» **WHAT IS NEEDED**:
Every entry should be repeated exactly. Omit the pictures.

◇ ◇ ◇

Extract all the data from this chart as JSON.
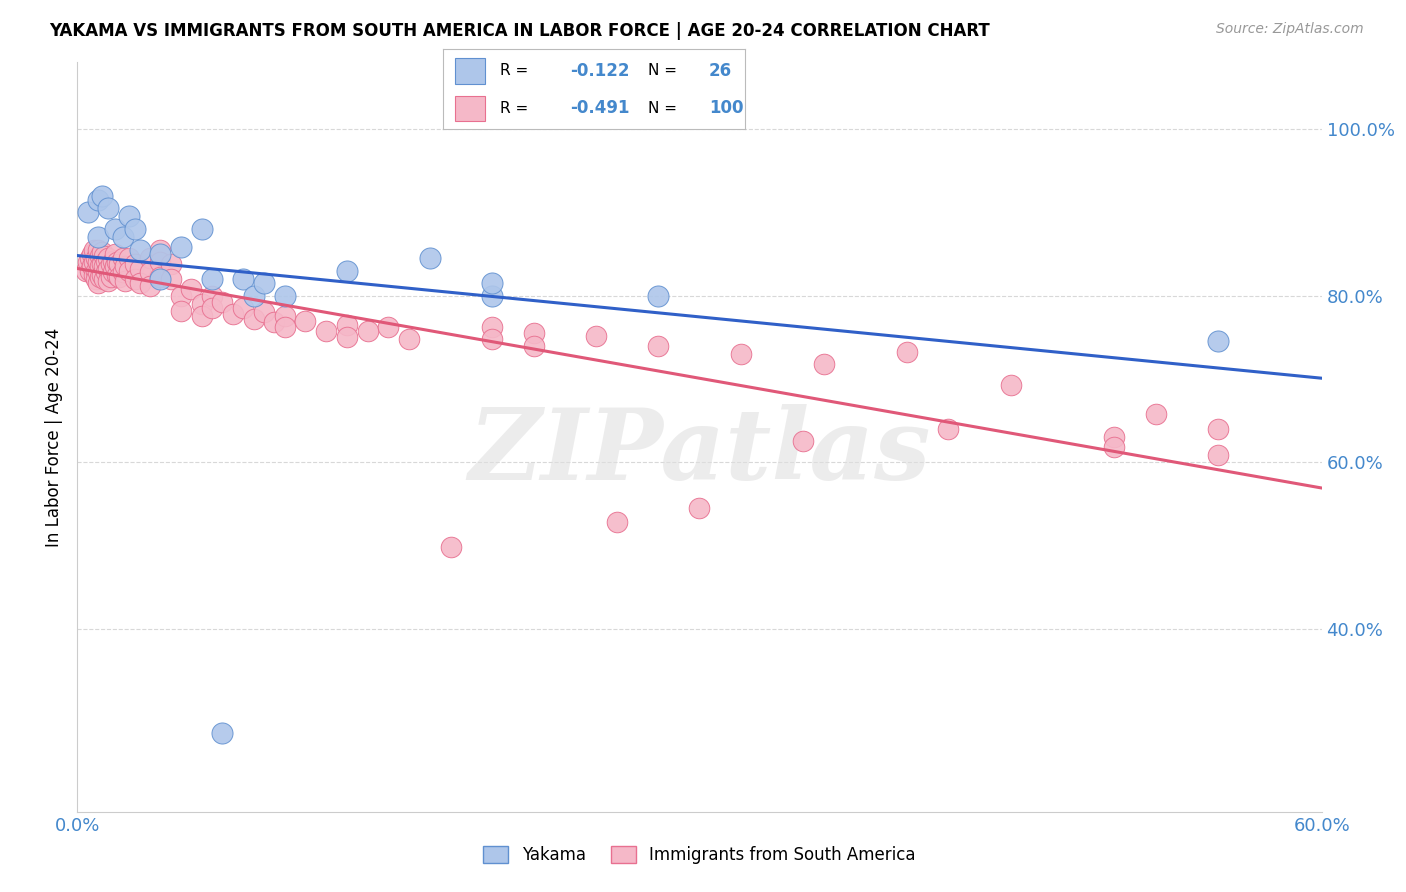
{
  "title": "YAKAMA VS IMMIGRANTS FROM SOUTH AMERICA IN LABOR FORCE | AGE 20-24 CORRELATION CHART",
  "source": "Source: ZipAtlas.com",
  "ylabel": "In Labor Force | Age 20-24",
  "xmin": 0.0,
  "xmax": 0.6,
  "ymin": 0.18,
  "ymax": 1.08,
  "blue_color": "#aec6ea",
  "pink_color": "#f5b8c8",
  "blue_edge_color": "#6090d0",
  "pink_edge_color": "#e87090",
  "blue_line_color": "#3060c8",
  "pink_line_color": "#e05878",
  "legend_r_blue": "-0.122",
  "legend_n_blue": "26",
  "legend_r_pink": "-0.491",
  "legend_n_pink": "100",
  "watermark": "ZIPatlas",
  "grid_color": "#d8d8d8",
  "tick_color": "#4488cc",
  "blue_scatter": [
    [
      0.005,
      0.9
    ],
    [
      0.01,
      0.915
    ],
    [
      0.012,
      0.92
    ],
    [
      0.015,
      0.905
    ],
    [
      0.01,
      0.87
    ],
    [
      0.018,
      0.88
    ],
    [
      0.022,
      0.87
    ],
    [
      0.025,
      0.895
    ],
    [
      0.028,
      0.88
    ],
    [
      0.03,
      0.855
    ],
    [
      0.04,
      0.85
    ],
    [
      0.04,
      0.82
    ],
    [
      0.05,
      0.858
    ],
    [
      0.06,
      0.88
    ],
    [
      0.065,
      0.82
    ],
    [
      0.08,
      0.82
    ],
    [
      0.085,
      0.8
    ],
    [
      0.09,
      0.815
    ],
    [
      0.1,
      0.8
    ],
    [
      0.13,
      0.83
    ],
    [
      0.17,
      0.845
    ],
    [
      0.2,
      0.8
    ],
    [
      0.2,
      0.815
    ],
    [
      0.28,
      0.8
    ],
    [
      0.55,
      0.745
    ],
    [
      0.07,
      0.275
    ]
  ],
  "pink_scatter": [
    [
      0.004,
      0.83
    ],
    [
      0.005,
      0.84
    ],
    [
      0.006,
      0.845
    ],
    [
      0.006,
      0.83
    ],
    [
      0.007,
      0.85
    ],
    [
      0.007,
      0.835
    ],
    [
      0.008,
      0.855
    ],
    [
      0.008,
      0.84
    ],
    [
      0.008,
      0.825
    ],
    [
      0.009,
      0.845
    ],
    [
      0.009,
      0.83
    ],
    [
      0.009,
      0.82
    ],
    [
      0.01,
      0.855
    ],
    [
      0.01,
      0.84
    ],
    [
      0.01,
      0.828
    ],
    [
      0.01,
      0.815
    ],
    [
      0.011,
      0.848
    ],
    [
      0.011,
      0.835
    ],
    [
      0.011,
      0.822
    ],
    [
      0.012,
      0.852
    ],
    [
      0.012,
      0.838
    ],
    [
      0.012,
      0.825
    ],
    [
      0.013,
      0.848
    ],
    [
      0.013,
      0.835
    ],
    [
      0.013,
      0.82
    ],
    [
      0.014,
      0.842
    ],
    [
      0.014,
      0.828
    ],
    [
      0.015,
      0.845
    ],
    [
      0.015,
      0.832
    ],
    [
      0.015,
      0.818
    ],
    [
      0.016,
      0.838
    ],
    [
      0.016,
      0.822
    ],
    [
      0.017,
      0.842
    ],
    [
      0.017,
      0.828
    ],
    [
      0.018,
      0.85
    ],
    [
      0.018,
      0.835
    ],
    [
      0.019,
      0.84
    ],
    [
      0.019,
      0.825
    ],
    [
      0.02,
      0.838
    ],
    [
      0.02,
      0.822
    ],
    [
      0.022,
      0.845
    ],
    [
      0.022,
      0.828
    ],
    [
      0.023,
      0.835
    ],
    [
      0.023,
      0.818
    ],
    [
      0.025,
      0.845
    ],
    [
      0.025,
      0.83
    ],
    [
      0.028,
      0.838
    ],
    [
      0.028,
      0.82
    ],
    [
      0.03,
      0.832
    ],
    [
      0.03,
      0.815
    ],
    [
      0.035,
      0.845
    ],
    [
      0.035,
      0.828
    ],
    [
      0.035,
      0.812
    ],
    [
      0.04,
      0.855
    ],
    [
      0.04,
      0.84
    ],
    [
      0.04,
      0.822
    ],
    [
      0.045,
      0.838
    ],
    [
      0.045,
      0.82
    ],
    [
      0.05,
      0.8
    ],
    [
      0.05,
      0.782
    ],
    [
      0.055,
      0.808
    ],
    [
      0.06,
      0.79
    ],
    [
      0.06,
      0.775
    ],
    [
      0.065,
      0.8
    ],
    [
      0.065,
      0.785
    ],
    [
      0.07,
      0.792
    ],
    [
      0.075,
      0.778
    ],
    [
      0.08,
      0.785
    ],
    [
      0.085,
      0.772
    ],
    [
      0.09,
      0.78
    ],
    [
      0.095,
      0.768
    ],
    [
      0.1,
      0.775
    ],
    [
      0.1,
      0.762
    ],
    [
      0.11,
      0.77
    ],
    [
      0.12,
      0.758
    ],
    [
      0.13,
      0.765
    ],
    [
      0.13,
      0.75
    ],
    [
      0.14,
      0.758
    ],
    [
      0.15,
      0.762
    ],
    [
      0.16,
      0.748
    ],
    [
      0.18,
      0.498
    ],
    [
      0.2,
      0.762
    ],
    [
      0.2,
      0.748
    ],
    [
      0.22,
      0.755
    ],
    [
      0.22,
      0.74
    ],
    [
      0.25,
      0.752
    ],
    [
      0.26,
      0.528
    ],
    [
      0.28,
      0.74
    ],
    [
      0.3,
      0.545
    ],
    [
      0.32,
      0.73
    ],
    [
      0.35,
      0.625
    ],
    [
      0.36,
      0.718
    ],
    [
      0.4,
      0.732
    ],
    [
      0.42,
      0.64
    ],
    [
      0.45,
      0.692
    ],
    [
      0.5,
      0.63
    ],
    [
      0.5,
      0.618
    ],
    [
      0.52,
      0.658
    ],
    [
      0.55,
      0.64
    ],
    [
      0.55,
      0.608
    ]
  ]
}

◇ ◇ ◇

» **EXPECTED ANSWER**:
Extract all the data from this chart as JSON.
{
  "title": "YAKAMA VS IMMIGRANTS FROM SOUTH AMERICA IN LABOR FORCE | AGE 20-24 CORRELATION CHART",
  "source": "Source: ZipAtlas.com",
  "ylabel": "In Labor Force | Age 20-24",
  "xmin": 0.0,
  "xmax": 0.6,
  "ymin": 0.18,
  "ymax": 1.08,
  "blue_color": "#aec6ea",
  "pink_color": "#f5b8c8",
  "blue_edge_color": "#6090d0",
  "pink_edge_color": "#e87090",
  "blue_line_color": "#3060c8",
  "pink_line_color": "#e05878",
  "legend_r_blue": "-0.122",
  "legend_n_blue": "26",
  "legend_r_pink": "-0.491",
  "legend_n_pink": "100",
  "watermark": "ZIPatlas",
  "grid_color": "#d8d8d8",
  "tick_color": "#4488cc",
  "blue_scatter": [
    [
      0.005,
      0.9
    ],
    [
      0.01,
      0.915
    ],
    [
      0.012,
      0.92
    ],
    [
      0.015,
      0.905
    ],
    [
      0.01,
      0.87
    ],
    [
      0.018,
      0.88
    ],
    [
      0.022,
      0.87
    ],
    [
      0.025,
      0.895
    ],
    [
      0.028,
      0.88
    ],
    [
      0.03,
      0.855
    ],
    [
      0.04,
      0.85
    ],
    [
      0.04,
      0.82
    ],
    [
      0.05,
      0.858
    ],
    [
      0.06,
      0.88
    ],
    [
      0.065,
      0.82
    ],
    [
      0.08,
      0.82
    ],
    [
      0.085,
      0.8
    ],
    [
      0.09,
      0.815
    ],
    [
      0.1,
      0.8
    ],
    [
      0.13,
      0.83
    ],
    [
      0.17,
      0.845
    ],
    [
      0.2,
      0.8
    ],
    [
      0.2,
      0.815
    ],
    [
      0.28,
      0.8
    ],
    [
      0.55,
      0.745
    ],
    [
      0.07,
      0.275
    ]
  ],
  "pink_scatter": [
    [
      0.004,
      0.83
    ],
    [
      0.005,
      0.84
    ],
    [
      0.006,
      0.845
    ],
    [
      0.006,
      0.83
    ],
    [
      0.007,
      0.85
    ],
    [
      0.007,
      0.835
    ],
    [
      0.008,
      0.855
    ],
    [
      0.008,
      0.84
    ],
    [
      0.008,
      0.825
    ],
    [
      0.009,
      0.845
    ],
    [
      0.009,
      0.83
    ],
    [
      0.009,
      0.82
    ],
    [
      0.01,
      0.855
    ],
    [
      0.01,
      0.84
    ],
    [
      0.01,
      0.828
    ],
    [
      0.01,
      0.815
    ],
    [
      0.011,
      0.848
    ],
    [
      0.011,
      0.835
    ],
    [
      0.011,
      0.822
    ],
    [
      0.012,
      0.852
    ],
    [
      0.012,
      0.838
    ],
    [
      0.012,
      0.825
    ],
    [
      0.013,
      0.848
    ],
    [
      0.013,
      0.835
    ],
    [
      0.013,
      0.82
    ],
    [
      0.014,
      0.842
    ],
    [
      0.014,
      0.828
    ],
    [
      0.015,
      0.845
    ],
    [
      0.015,
      0.832
    ],
    [
      0.015,
      0.818
    ],
    [
      0.016,
      0.838
    ],
    [
      0.016,
      0.822
    ],
    [
      0.017,
      0.842
    ],
    [
      0.017,
      0.828
    ],
    [
      0.018,
      0.85
    ],
    [
      0.018,
      0.835
    ],
    [
      0.019,
      0.84
    ],
    [
      0.019,
      0.825
    ],
    [
      0.02,
      0.838
    ],
    [
      0.02,
      0.822
    ],
    [
      0.022,
      0.845
    ],
    [
      0.022,
      0.828
    ],
    [
      0.023,
      0.835
    ],
    [
      0.023,
      0.818
    ],
    [
      0.025,
      0.845
    ],
    [
      0.025,
      0.83
    ],
    [
      0.028,
      0.838
    ],
    [
      0.028,
      0.82
    ],
    [
      0.03,
      0.832
    ],
    [
      0.03,
      0.815
    ],
    [
      0.035,
      0.845
    ],
    [
      0.035,
      0.828
    ],
    [
      0.035,
      0.812
    ],
    [
      0.04,
      0.855
    ],
    [
      0.04,
      0.84
    ],
    [
      0.04,
      0.822
    ],
    [
      0.045,
      0.838
    ],
    [
      0.045,
      0.82
    ],
    [
      0.05,
      0.8
    ],
    [
      0.05,
      0.782
    ],
    [
      0.055,
      0.808
    ],
    [
      0.06,
      0.79
    ],
    [
      0.06,
      0.775
    ],
    [
      0.065,
      0.8
    ],
    [
      0.065,
      0.785
    ],
    [
      0.07,
      0.792
    ],
    [
      0.075,
      0.778
    ],
    [
      0.08,
      0.785
    ],
    [
      0.085,
      0.772
    ],
    [
      0.09,
      0.78
    ],
    [
      0.095,
      0.768
    ],
    [
      0.1,
      0.775
    ],
    [
      0.1,
      0.762
    ],
    [
      0.11,
      0.77
    ],
    [
      0.12,
      0.758
    ],
    [
      0.13,
      0.765
    ],
    [
      0.13,
      0.75
    ],
    [
      0.14,
      0.758
    ],
    [
      0.15,
      0.762
    ],
    [
      0.16,
      0.748
    ],
    [
      0.18,
      0.498
    ],
    [
      0.2,
      0.762
    ],
    [
      0.2,
      0.748
    ],
    [
      0.22,
      0.755
    ],
    [
      0.22,
      0.74
    ],
    [
      0.25,
      0.752
    ],
    [
      0.26,
      0.528
    ],
    [
      0.28,
      0.74
    ],
    [
      0.3,
      0.545
    ],
    [
      0.32,
      0.73
    ],
    [
      0.35,
      0.625
    ],
    [
      0.36,
      0.718
    ],
    [
      0.4,
      0.732
    ],
    [
      0.42,
      0.64
    ],
    [
      0.45,
      0.692
    ],
    [
      0.5,
      0.63
    ],
    [
      0.5,
      0.618
    ],
    [
      0.52,
      0.658
    ],
    [
      0.55,
      0.64
    ],
    [
      0.55,
      0.608
    ]
  ]
}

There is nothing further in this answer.